• _Problem description_: Write out the complete material exactly as it stands.
----
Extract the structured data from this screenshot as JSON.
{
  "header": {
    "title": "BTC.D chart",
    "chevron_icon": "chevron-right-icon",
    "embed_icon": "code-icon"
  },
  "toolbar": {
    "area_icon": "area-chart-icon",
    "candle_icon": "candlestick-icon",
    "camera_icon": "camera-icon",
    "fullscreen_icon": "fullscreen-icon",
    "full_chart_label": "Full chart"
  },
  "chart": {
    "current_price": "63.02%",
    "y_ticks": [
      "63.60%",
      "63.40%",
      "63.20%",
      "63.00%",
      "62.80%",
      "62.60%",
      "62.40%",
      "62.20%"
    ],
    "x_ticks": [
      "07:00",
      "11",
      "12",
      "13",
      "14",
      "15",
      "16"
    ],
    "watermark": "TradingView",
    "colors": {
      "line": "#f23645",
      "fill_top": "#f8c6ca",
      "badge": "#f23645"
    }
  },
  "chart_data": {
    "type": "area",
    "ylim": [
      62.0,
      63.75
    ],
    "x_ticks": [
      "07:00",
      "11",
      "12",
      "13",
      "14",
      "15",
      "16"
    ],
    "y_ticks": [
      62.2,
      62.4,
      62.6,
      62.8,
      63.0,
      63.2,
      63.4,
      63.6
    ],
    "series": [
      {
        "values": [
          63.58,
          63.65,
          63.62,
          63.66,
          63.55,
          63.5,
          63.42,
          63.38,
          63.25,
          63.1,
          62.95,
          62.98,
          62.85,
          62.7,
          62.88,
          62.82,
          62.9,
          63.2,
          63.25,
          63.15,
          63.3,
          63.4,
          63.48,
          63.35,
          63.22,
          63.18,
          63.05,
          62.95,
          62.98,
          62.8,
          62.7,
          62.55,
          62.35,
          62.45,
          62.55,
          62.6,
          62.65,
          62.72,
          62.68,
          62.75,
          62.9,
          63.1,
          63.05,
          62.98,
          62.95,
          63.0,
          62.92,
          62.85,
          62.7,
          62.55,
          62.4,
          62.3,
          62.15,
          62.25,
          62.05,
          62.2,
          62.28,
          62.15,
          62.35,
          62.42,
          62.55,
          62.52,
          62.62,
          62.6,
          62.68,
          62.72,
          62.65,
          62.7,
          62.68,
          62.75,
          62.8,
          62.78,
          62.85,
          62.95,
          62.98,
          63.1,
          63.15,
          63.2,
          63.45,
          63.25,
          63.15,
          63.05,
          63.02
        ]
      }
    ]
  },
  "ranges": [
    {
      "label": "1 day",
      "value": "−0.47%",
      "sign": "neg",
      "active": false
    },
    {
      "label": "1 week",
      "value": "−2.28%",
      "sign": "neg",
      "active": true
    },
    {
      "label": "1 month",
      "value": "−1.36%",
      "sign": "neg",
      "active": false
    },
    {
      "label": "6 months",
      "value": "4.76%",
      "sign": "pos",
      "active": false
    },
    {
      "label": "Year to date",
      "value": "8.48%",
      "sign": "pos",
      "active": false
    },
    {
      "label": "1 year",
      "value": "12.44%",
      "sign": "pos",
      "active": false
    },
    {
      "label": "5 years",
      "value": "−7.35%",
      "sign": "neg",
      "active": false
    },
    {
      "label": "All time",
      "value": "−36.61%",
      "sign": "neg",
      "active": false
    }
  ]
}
----
• _Final result_:
Extract the structured data from this screenshot as JSON.
{
  "header": {
    "title": "BTC.D chart",
    "chevron_icon": "chevron-right-icon",
    "embed_icon": "code-icon"
  },
  "toolbar": {
    "area_icon": "area-chart-icon",
    "candle_icon": "candlestick-icon",
    "camera_icon": "camera-icon",
    "fullscreen_icon": "fullscreen-icon",
    "full_chart_label": "Full chart"
  },
  "chart": {
    "current_price": "63.02%",
    "y_ticks": [
      "63.60%",
      "63.40%",
      "63.20%",
      "63.00%",
      "62.80%",
      "62.60%",
      "62.40%",
      "62.20%"
    ],
    "x_ticks": [
      "07:00",
      "11",
      "12",
      "13",
      "14",
      "15",
      "16"
    ],
    "watermark": "TradingView",
    "colors": {
      "line": "#f23645",
      "fill_top": "#f8c6ca",
      "badge": "#f23645"
    }
  },
  "chart_data": {
    "type": "area",
    "ylim": [
      62.0,
      63.75
    ],
    "x_ticks": [
      "07:00",
      "11",
      "12",
      "13",
      "14",
      "15",
      "16"
    ],
    "y_ticks": [
      62.2,
      62.4,
      62.6,
      62.8,
      63.0,
      63.2,
      63.4,
      63.6
    ],
    "series": [
      {
        "values": [
          63.58,
          63.65,
          63.62,
          63.66,
          63.55,
          63.5,
          63.42,
          63.38,
          63.25,
          63.1,
          62.95,
          62.98,
          62.85,
          62.7,
          62.88,
          62.82,
          62.9,
          63.2,
          63.25,
          63.15,
          63.3,
          63.4,
          63.48,
          63.35,
          63.22,
          63.18,
          63.05,
          62.95,
          62.98,
          62.8,
          62.7,
          62.55,
          62.35,
          62.45,
          62.55,
          62.6,
          62.65,
          62.72,
          62.68,
          62.75,
          62.9,
          63.1,
          63.05,
          62.98,
          62.95,
          63.0,
          62.92,
          62.85,
          62.7,
          62.55,
          62.4,
          62.3,
          62.15,
          62.25,
          62.05,
          62.2,
          62.28,
          62.15,
          62.35,
          62.42,
          62.55,
          62.52,
          62.62,
          62.6,
          62.68,
          62.72,
          62.65,
          62.7,
          62.68,
          62.75,
          62.8,
          62.78,
          62.85,
          62.95,
          62.98,
          63.1,
          63.15,
          63.2,
          63.45,
          63.25,
          63.15,
          63.05,
          63.02
        ]
      }
    ]
  },
  "ranges": [
    {
      "label": "1 day",
      "value": "−0.47%",
      "sign": "neg",
      "active": false
    },
    {
      "label": "1 week",
      "value": "−2.28%",
      "sign": "neg",
      "active": true
    },
    {
      "label": "1 month",
      "value": "−1.36%",
      "sign": "neg",
      "active": false
    },
    {
      "label": "6 months",
      "value": "4.76%",
      "sign": "pos",
      "active": false
    },
    {
      "label": "Year to date",
      "value": "8.48%",
      "sign": "pos",
      "active": false
    },
    {
      "label": "1 year",
      "value": "12.44%",
      "sign": "pos",
      "active": false
    },
    {
      "label": "5 years",
      "value": "−7.35%",
      "sign": "neg",
      "active": false
    },
    {
      "label": "All time",
      "value": "−36.61%",
      "sign": "neg",
      "active": false
    }
  ]
}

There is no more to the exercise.